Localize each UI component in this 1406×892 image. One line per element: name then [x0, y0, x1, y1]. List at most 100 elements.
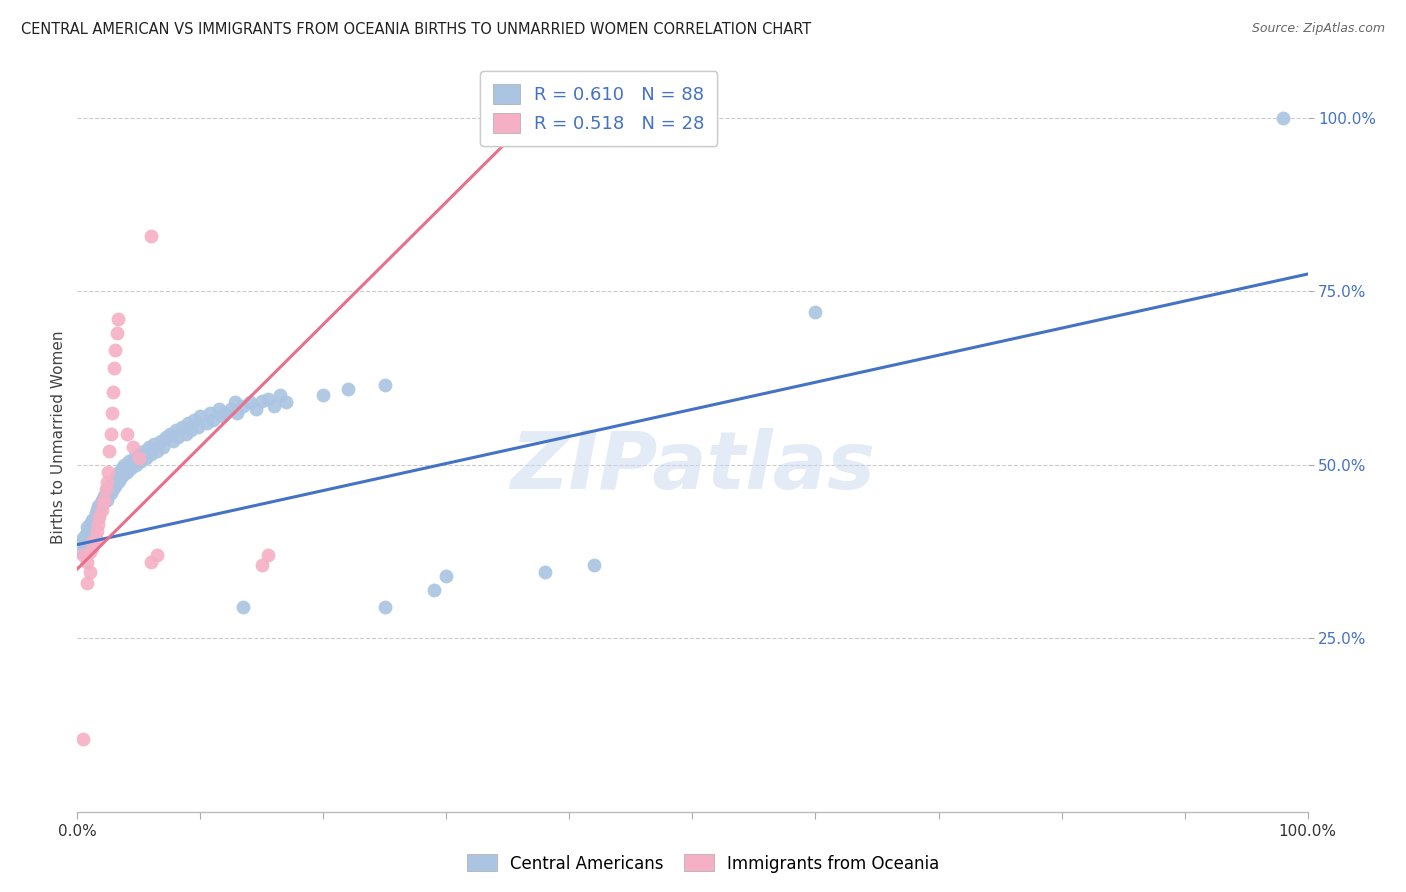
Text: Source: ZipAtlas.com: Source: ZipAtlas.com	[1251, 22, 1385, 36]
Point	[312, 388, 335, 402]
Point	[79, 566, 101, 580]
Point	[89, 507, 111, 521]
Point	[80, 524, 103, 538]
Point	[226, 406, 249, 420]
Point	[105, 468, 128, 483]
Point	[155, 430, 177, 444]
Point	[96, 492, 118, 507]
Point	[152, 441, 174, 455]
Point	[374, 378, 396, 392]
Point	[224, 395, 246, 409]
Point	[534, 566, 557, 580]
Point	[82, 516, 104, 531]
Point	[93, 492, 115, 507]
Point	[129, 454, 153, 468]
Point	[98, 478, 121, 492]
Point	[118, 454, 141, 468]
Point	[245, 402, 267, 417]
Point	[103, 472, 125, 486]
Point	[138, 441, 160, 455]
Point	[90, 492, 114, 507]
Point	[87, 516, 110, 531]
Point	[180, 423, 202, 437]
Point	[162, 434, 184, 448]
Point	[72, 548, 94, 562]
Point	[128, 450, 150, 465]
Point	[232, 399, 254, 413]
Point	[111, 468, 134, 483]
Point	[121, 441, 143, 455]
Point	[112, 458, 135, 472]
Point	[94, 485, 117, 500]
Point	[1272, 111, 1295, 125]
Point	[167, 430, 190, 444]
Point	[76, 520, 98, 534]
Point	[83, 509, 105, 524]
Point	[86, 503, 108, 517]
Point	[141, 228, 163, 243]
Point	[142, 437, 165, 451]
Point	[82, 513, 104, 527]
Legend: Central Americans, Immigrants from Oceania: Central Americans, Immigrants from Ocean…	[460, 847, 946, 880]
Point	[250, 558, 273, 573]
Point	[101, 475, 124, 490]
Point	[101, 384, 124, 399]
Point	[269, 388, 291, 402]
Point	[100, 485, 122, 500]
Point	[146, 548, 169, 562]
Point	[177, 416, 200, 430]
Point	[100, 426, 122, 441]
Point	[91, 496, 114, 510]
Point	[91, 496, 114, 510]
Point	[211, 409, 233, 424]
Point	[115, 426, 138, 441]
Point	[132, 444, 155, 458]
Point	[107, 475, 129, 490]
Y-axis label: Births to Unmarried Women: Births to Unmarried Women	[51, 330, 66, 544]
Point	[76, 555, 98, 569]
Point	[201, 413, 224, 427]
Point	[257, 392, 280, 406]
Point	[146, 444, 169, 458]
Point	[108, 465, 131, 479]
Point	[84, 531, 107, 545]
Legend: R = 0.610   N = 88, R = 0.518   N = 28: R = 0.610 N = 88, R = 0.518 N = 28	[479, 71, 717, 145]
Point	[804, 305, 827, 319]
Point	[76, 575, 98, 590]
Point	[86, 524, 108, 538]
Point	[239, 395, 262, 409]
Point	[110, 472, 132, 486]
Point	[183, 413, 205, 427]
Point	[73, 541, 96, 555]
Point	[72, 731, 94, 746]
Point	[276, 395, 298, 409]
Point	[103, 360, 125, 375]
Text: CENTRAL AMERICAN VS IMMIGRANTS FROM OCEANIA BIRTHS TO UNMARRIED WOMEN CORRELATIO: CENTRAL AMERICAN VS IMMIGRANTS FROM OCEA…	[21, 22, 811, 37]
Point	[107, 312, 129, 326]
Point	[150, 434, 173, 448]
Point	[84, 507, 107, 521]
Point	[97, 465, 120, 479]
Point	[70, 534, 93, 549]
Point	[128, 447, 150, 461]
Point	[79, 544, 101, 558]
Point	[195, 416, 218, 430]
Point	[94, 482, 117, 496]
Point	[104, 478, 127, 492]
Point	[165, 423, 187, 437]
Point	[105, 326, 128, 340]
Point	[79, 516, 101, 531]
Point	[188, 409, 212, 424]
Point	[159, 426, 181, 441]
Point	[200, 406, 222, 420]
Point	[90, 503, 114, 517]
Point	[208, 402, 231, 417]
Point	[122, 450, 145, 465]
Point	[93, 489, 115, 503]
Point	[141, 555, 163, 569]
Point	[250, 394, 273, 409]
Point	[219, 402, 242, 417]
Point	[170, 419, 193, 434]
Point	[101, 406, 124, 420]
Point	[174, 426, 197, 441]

——————

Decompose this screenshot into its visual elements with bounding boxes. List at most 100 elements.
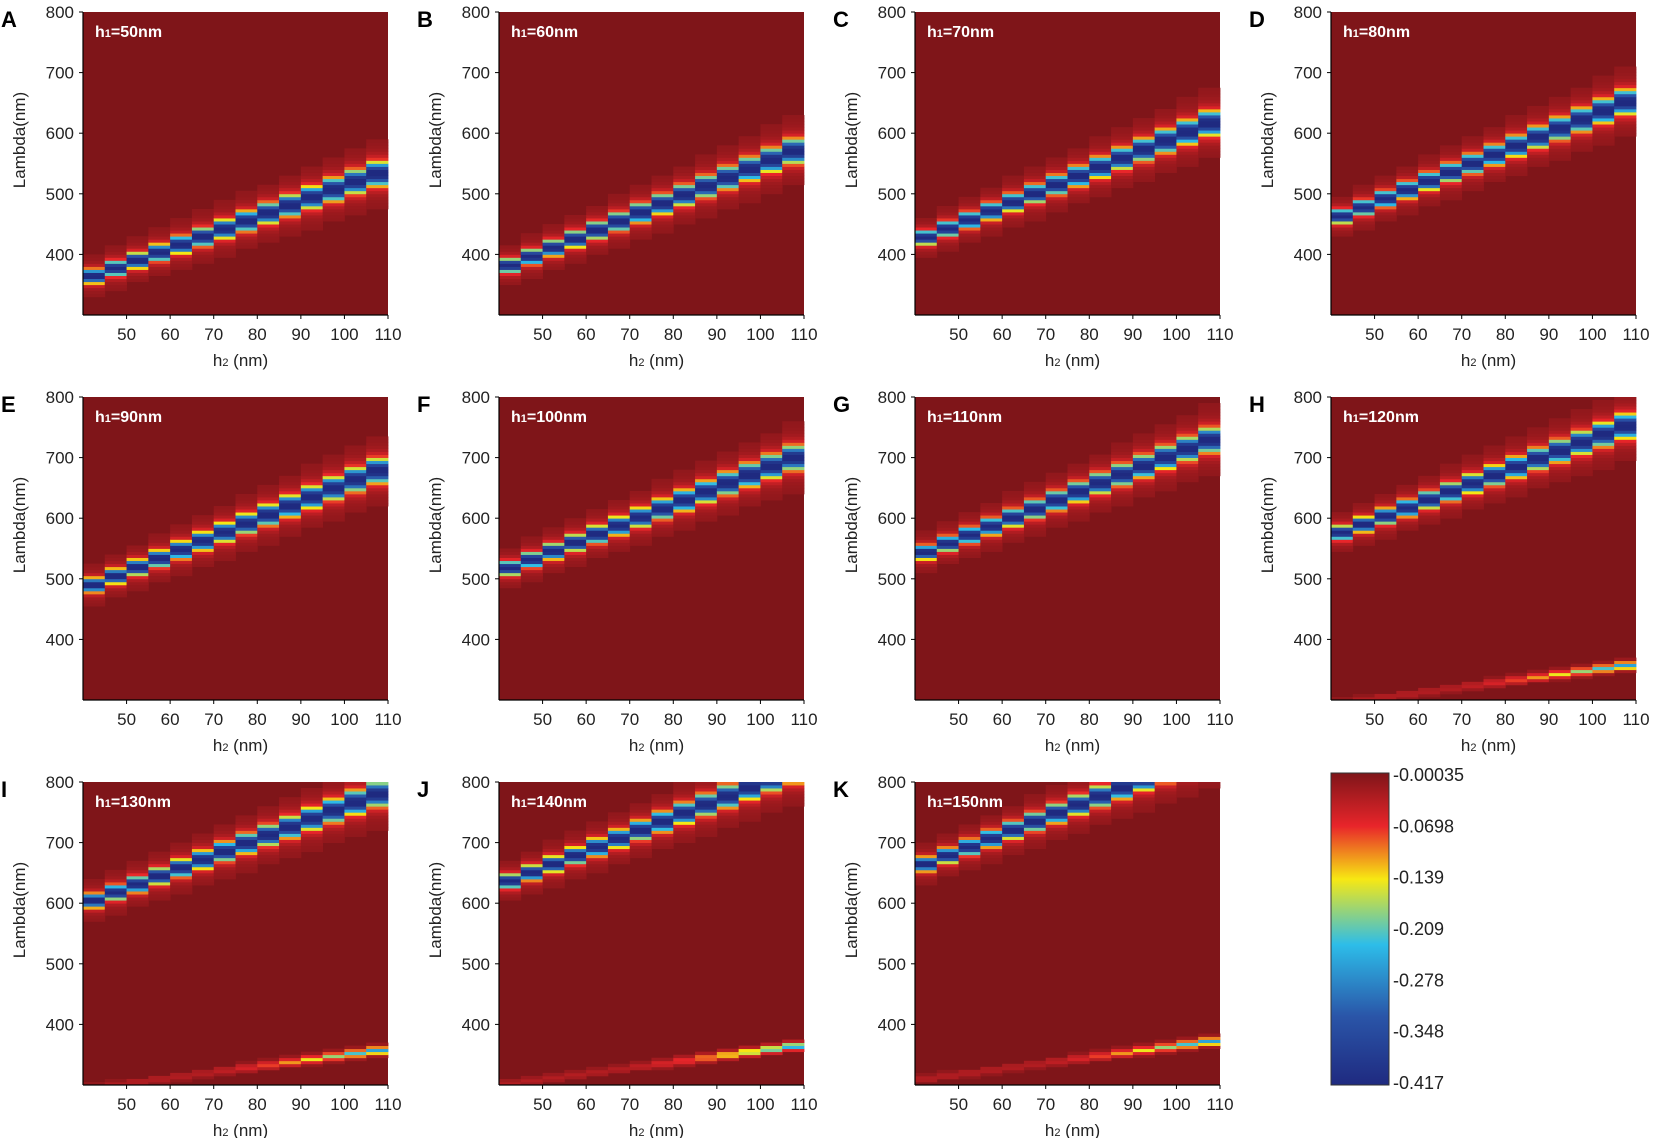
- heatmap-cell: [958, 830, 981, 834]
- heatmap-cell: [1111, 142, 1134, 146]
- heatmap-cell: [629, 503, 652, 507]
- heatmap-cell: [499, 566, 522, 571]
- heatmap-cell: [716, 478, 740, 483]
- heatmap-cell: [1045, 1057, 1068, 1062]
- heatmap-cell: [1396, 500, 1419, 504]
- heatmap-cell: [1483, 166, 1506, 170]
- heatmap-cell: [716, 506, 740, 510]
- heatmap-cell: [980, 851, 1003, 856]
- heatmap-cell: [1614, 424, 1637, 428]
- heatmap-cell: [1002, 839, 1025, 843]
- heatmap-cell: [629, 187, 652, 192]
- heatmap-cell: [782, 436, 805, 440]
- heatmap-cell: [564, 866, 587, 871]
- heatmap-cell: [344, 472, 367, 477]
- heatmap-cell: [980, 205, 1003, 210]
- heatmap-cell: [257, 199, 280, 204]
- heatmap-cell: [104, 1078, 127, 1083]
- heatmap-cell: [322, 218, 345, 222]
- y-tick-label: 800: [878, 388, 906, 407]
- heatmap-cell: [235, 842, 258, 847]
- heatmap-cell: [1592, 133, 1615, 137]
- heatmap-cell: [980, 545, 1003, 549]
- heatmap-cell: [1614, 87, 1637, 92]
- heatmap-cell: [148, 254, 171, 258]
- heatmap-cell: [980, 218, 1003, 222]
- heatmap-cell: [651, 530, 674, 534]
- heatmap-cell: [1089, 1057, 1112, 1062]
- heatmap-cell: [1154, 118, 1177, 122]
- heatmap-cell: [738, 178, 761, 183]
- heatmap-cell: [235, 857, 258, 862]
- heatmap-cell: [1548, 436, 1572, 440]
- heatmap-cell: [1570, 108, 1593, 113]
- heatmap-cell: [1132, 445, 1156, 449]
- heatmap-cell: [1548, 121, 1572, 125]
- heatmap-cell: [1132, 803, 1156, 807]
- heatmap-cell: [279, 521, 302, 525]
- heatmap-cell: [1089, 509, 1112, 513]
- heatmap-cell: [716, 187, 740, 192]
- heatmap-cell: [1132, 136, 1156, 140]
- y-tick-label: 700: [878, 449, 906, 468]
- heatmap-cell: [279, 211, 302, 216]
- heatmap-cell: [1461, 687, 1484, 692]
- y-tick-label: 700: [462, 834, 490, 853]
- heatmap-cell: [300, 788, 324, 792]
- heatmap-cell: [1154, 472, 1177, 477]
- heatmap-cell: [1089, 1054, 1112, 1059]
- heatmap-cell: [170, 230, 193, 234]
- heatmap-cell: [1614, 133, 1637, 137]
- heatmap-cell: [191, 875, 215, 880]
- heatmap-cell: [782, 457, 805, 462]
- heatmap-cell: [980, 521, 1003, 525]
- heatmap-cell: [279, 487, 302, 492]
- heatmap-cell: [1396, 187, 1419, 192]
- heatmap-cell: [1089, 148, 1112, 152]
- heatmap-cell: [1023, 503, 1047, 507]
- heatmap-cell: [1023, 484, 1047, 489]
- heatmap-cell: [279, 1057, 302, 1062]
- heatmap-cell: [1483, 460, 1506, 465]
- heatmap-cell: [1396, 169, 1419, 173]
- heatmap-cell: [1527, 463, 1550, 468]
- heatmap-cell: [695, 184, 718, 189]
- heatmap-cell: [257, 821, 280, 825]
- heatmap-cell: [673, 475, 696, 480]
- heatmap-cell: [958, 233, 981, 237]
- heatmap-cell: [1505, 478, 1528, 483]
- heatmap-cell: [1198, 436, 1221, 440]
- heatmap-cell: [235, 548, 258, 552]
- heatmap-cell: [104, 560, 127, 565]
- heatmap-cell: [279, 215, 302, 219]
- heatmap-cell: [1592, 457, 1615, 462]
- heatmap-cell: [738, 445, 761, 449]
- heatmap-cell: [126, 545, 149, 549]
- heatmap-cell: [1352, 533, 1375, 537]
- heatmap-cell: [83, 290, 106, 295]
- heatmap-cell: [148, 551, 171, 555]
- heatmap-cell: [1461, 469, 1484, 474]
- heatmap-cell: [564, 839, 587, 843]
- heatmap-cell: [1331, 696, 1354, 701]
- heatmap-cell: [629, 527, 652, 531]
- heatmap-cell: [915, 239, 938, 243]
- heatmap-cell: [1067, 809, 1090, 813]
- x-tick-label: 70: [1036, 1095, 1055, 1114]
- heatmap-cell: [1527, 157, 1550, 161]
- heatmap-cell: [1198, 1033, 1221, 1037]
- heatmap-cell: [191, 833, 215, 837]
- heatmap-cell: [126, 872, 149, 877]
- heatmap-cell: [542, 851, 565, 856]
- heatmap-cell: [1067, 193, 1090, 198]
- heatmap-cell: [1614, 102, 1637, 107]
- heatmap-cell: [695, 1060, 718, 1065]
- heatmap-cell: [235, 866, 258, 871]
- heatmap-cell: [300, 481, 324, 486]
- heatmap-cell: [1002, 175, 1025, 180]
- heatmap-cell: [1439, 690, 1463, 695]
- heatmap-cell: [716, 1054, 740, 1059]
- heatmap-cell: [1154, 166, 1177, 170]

——————

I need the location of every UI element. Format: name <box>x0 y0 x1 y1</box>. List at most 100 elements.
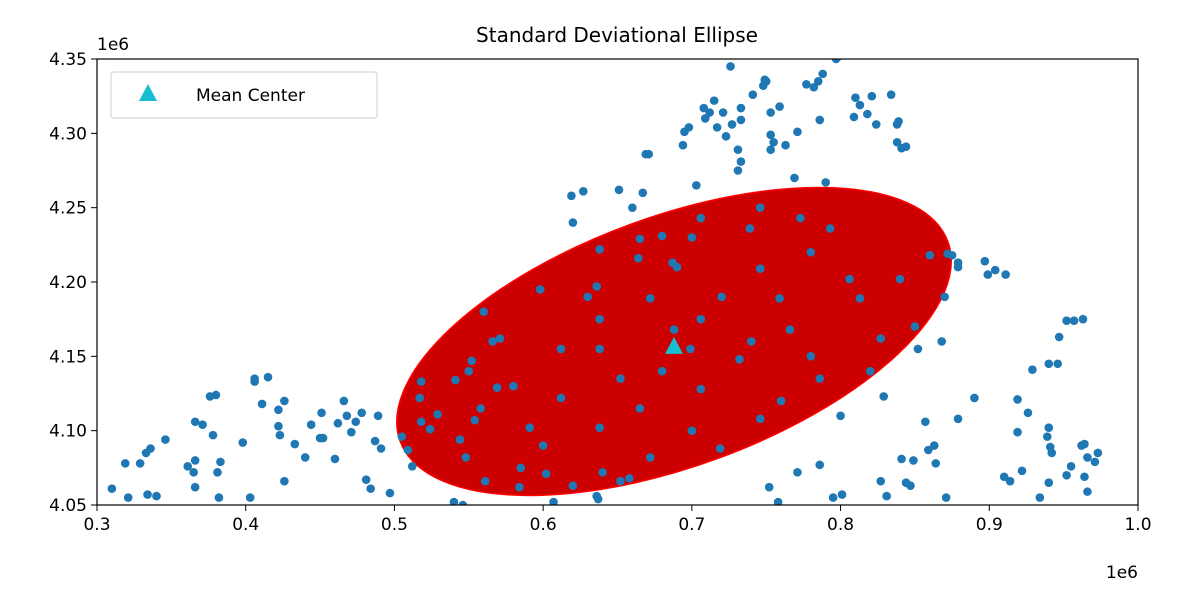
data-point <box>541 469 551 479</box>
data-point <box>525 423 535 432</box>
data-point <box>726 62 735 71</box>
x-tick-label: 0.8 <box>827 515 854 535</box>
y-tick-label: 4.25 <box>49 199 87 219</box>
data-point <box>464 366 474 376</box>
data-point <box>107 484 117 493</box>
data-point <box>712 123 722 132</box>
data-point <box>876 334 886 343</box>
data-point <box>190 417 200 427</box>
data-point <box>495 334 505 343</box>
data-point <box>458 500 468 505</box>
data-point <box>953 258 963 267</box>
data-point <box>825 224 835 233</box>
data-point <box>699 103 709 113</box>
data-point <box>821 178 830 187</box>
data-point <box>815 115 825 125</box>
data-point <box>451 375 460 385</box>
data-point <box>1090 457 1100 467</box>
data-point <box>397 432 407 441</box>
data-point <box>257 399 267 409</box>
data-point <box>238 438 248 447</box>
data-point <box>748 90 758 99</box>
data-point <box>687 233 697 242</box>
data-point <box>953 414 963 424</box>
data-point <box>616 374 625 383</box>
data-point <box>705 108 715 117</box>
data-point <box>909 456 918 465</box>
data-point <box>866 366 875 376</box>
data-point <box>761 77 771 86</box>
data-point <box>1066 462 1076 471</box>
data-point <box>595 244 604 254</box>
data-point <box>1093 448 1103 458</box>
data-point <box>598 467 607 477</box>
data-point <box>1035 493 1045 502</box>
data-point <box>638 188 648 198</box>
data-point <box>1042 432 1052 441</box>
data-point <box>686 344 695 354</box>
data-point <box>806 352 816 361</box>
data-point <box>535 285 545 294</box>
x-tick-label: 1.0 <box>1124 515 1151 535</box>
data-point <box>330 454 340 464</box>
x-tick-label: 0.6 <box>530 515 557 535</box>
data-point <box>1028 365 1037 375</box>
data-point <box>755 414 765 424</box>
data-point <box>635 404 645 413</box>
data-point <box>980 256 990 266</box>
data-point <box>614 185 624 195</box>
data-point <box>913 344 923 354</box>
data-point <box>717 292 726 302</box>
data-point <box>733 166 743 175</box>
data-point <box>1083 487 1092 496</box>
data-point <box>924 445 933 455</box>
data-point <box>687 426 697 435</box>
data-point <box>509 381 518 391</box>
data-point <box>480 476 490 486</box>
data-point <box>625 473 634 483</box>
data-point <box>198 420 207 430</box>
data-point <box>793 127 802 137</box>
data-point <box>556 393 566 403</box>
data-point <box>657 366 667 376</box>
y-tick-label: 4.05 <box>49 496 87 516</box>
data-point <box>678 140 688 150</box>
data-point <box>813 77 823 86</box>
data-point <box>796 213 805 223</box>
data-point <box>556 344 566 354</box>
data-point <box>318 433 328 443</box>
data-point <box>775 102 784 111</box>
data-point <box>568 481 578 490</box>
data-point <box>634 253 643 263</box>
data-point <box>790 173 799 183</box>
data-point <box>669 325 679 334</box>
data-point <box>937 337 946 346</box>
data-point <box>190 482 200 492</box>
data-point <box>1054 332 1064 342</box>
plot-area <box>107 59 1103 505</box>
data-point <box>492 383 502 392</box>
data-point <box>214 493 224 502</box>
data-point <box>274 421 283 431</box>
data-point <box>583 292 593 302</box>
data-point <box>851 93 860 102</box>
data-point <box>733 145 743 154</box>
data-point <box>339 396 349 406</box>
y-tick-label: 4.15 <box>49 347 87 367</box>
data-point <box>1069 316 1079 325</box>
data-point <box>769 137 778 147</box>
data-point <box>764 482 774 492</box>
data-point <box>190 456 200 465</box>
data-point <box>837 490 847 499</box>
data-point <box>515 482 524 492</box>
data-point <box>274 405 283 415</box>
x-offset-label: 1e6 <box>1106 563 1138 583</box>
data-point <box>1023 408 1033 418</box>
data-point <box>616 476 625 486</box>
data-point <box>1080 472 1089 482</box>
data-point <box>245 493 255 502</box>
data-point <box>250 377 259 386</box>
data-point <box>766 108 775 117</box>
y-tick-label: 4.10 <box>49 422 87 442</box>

——————

■ Problem description
Quote, unchanged, every line from the one containing "22, 1385, 36]" through the one containing "426, 138, 441]", including both of those lines.

■ Response
Text: Source: ZipAtlas.com: Source: ZipAtlas.com	[1251, 22, 1385, 36]
Point	[312, 388, 335, 402]
Point	[79, 566, 101, 580]
Point	[89, 507, 111, 521]
Point	[80, 524, 103, 538]
Point	[226, 406, 249, 420]
Point	[105, 468, 128, 483]
Point	[155, 430, 177, 444]
Point	[96, 492, 118, 507]
Point	[152, 441, 174, 455]
Point	[374, 378, 396, 392]
Point	[224, 395, 246, 409]
Point	[534, 566, 557, 580]
Point	[82, 516, 104, 531]
Point	[93, 492, 115, 507]
Point	[129, 454, 153, 468]
Point	[98, 478, 121, 492]
Point	[118, 454, 141, 468]
Point	[245, 402, 267, 417]
Point	[103, 472, 125, 486]
Point	[138, 441, 160, 455]
Point	[90, 492, 114, 507]
Point	[87, 516, 110, 531]
Point	[180, 423, 202, 437]
Point	[162, 434, 184, 448]
Point	[72, 548, 94, 562]
Point	[128, 450, 150, 465]
Point	[232, 399, 254, 413]
Point	[111, 468, 134, 483]
Point	[121, 441, 143, 455]
Point	[112, 458, 135, 472]
Point	[94, 485, 117, 500]
Point	[1272, 111, 1295, 125]
Point	[167, 430, 190, 444]
Point	[76, 520, 98, 534]
Point	[83, 509, 105, 524]
Point	[86, 503, 108, 517]
Point	[141, 228, 163, 243]
Point	[142, 437, 165, 451]
Point	[82, 513, 104, 527]
Legend: Central Americans, Immigrants from Oceania: Central Americans, Immigrants from Ocean…	[460, 847, 946, 880]
Point	[250, 558, 273, 573]
Point	[101, 475, 124, 490]
Point	[101, 384, 124, 399]
Point	[269, 388, 291, 402]
Point	[100, 485, 122, 500]
Point	[146, 548, 169, 562]
Point	[177, 416, 200, 430]
Point	[100, 426, 122, 441]
Point	[91, 496, 114, 510]
Point	[91, 496, 114, 510]
Point	[211, 409, 233, 424]
Point	[115, 426, 138, 441]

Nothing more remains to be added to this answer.